◆ **EXERCISE DATA**
* START *

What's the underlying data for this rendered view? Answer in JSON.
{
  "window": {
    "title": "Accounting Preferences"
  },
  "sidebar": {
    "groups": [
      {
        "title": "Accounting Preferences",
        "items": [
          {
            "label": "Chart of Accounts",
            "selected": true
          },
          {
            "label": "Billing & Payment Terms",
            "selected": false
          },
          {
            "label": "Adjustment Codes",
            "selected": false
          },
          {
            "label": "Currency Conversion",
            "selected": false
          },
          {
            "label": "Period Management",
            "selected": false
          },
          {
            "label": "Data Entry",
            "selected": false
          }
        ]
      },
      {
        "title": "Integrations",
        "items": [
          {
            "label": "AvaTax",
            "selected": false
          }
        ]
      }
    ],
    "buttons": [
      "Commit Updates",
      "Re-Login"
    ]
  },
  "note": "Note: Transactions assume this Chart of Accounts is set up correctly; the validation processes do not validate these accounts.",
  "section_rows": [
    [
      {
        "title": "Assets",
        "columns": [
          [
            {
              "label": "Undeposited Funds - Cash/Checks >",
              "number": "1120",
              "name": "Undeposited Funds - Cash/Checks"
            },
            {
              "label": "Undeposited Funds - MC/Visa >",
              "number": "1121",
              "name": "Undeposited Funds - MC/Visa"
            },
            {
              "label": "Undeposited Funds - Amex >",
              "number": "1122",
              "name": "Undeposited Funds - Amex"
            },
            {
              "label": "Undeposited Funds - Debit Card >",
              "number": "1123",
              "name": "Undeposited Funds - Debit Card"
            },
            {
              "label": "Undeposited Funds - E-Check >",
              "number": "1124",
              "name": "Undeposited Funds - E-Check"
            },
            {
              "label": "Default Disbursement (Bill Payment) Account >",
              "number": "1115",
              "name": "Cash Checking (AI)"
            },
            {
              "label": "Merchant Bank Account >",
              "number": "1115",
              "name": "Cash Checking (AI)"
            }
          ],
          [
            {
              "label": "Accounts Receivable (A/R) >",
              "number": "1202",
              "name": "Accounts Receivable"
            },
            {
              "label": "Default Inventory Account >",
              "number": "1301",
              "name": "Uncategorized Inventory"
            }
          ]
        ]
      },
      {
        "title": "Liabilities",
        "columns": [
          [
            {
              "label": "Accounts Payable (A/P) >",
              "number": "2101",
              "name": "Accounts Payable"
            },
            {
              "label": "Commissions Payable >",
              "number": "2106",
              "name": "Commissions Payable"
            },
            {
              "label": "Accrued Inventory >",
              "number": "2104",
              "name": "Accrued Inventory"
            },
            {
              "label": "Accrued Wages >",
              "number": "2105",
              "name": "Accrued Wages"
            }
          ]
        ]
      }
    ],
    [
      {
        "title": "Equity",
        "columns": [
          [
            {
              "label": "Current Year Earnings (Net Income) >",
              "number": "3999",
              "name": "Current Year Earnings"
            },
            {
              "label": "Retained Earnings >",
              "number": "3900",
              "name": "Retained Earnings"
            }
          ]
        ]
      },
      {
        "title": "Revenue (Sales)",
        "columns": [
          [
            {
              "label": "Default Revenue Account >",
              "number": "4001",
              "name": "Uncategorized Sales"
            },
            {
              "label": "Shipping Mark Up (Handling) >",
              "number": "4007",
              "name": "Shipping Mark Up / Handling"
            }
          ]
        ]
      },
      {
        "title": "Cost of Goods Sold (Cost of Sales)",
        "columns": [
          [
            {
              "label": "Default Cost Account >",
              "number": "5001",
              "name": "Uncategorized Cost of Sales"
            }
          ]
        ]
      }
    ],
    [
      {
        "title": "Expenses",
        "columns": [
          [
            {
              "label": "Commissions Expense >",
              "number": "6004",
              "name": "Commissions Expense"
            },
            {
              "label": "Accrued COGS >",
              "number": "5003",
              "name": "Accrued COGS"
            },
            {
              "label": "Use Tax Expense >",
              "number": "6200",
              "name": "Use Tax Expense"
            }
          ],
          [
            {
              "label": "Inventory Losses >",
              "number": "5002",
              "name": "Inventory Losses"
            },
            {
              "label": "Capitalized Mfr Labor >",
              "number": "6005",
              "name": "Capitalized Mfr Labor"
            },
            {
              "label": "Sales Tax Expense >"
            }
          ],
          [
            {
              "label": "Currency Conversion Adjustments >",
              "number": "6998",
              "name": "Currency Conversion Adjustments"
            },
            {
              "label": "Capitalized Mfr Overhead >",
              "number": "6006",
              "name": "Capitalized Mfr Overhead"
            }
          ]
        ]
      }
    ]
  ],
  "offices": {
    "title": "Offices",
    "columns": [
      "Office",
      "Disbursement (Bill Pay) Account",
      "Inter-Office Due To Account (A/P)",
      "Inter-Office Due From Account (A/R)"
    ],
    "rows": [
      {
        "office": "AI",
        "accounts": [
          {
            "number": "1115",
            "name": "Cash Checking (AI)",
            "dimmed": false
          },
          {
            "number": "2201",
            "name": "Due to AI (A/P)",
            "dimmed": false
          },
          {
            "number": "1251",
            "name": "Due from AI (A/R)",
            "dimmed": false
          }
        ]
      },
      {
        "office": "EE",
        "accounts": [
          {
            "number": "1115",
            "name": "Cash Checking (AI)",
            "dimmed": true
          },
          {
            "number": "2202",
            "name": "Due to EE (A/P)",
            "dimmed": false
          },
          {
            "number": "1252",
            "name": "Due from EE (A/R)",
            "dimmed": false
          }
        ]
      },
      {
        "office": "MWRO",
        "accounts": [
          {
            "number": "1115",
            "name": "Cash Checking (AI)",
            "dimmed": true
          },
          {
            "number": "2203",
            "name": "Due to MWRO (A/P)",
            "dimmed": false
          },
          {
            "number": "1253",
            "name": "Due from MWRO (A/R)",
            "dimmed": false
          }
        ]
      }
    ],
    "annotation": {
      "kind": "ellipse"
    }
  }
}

* END *

◆ **EXERCISE**
From the entries above, copy every line where the word "this" shows up.

◆ **EXPECTED ANSWER**
What's the underlying data for this rendered view? Answer in JSON.
  "note": "Note: Transactions assume this Chart of Accounts is set up correctly; the validation processes do not validate these accounts.",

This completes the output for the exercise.